DESCRIPTION OF THE TASK:
Wherever the word "Expansion" turns up in a line of the entries, copy that line.

Stored entries
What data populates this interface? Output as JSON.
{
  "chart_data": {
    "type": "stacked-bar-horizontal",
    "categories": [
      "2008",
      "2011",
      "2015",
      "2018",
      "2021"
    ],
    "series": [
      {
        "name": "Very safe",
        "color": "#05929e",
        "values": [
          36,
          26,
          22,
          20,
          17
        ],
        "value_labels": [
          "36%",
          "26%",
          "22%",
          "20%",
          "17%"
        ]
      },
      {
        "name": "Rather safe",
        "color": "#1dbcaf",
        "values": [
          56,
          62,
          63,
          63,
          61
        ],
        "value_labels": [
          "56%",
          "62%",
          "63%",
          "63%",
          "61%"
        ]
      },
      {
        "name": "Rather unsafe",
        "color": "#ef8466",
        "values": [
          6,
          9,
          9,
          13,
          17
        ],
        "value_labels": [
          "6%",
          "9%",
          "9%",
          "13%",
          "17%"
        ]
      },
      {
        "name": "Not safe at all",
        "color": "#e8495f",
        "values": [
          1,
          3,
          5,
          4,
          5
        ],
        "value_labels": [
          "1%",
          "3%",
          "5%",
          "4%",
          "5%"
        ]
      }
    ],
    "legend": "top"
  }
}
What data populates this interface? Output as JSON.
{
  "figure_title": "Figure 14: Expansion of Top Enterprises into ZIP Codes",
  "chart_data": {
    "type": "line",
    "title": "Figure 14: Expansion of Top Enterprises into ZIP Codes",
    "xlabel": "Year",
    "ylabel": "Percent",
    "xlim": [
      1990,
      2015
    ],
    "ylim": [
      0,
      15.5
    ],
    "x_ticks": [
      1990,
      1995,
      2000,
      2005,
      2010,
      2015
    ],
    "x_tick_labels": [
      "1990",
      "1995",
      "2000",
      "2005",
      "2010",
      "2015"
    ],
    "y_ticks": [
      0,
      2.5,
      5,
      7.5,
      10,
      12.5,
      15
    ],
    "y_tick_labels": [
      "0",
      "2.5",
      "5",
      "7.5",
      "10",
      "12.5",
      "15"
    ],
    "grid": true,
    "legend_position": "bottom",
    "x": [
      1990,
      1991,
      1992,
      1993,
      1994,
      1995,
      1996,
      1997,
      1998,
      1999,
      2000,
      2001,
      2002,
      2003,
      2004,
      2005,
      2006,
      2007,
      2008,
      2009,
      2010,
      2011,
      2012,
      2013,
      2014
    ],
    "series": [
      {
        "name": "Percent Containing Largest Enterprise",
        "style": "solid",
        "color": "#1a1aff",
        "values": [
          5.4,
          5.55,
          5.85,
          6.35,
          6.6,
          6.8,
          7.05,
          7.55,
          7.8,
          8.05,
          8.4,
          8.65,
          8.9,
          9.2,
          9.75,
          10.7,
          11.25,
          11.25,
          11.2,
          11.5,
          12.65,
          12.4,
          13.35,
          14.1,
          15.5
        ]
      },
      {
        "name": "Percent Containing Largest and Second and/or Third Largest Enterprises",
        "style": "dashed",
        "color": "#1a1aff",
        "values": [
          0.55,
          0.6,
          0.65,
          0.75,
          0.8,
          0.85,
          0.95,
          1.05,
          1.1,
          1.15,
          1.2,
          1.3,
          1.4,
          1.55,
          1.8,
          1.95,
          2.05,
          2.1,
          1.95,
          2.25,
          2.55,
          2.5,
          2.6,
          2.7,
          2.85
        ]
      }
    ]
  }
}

SOLVED EXERCISE:
  "figure_title": "Figure 14: Expansion of Top Enterprises into ZIP Codes",
    "title": "Figure 14: Expansion of Top Enterprises into ZIP Codes",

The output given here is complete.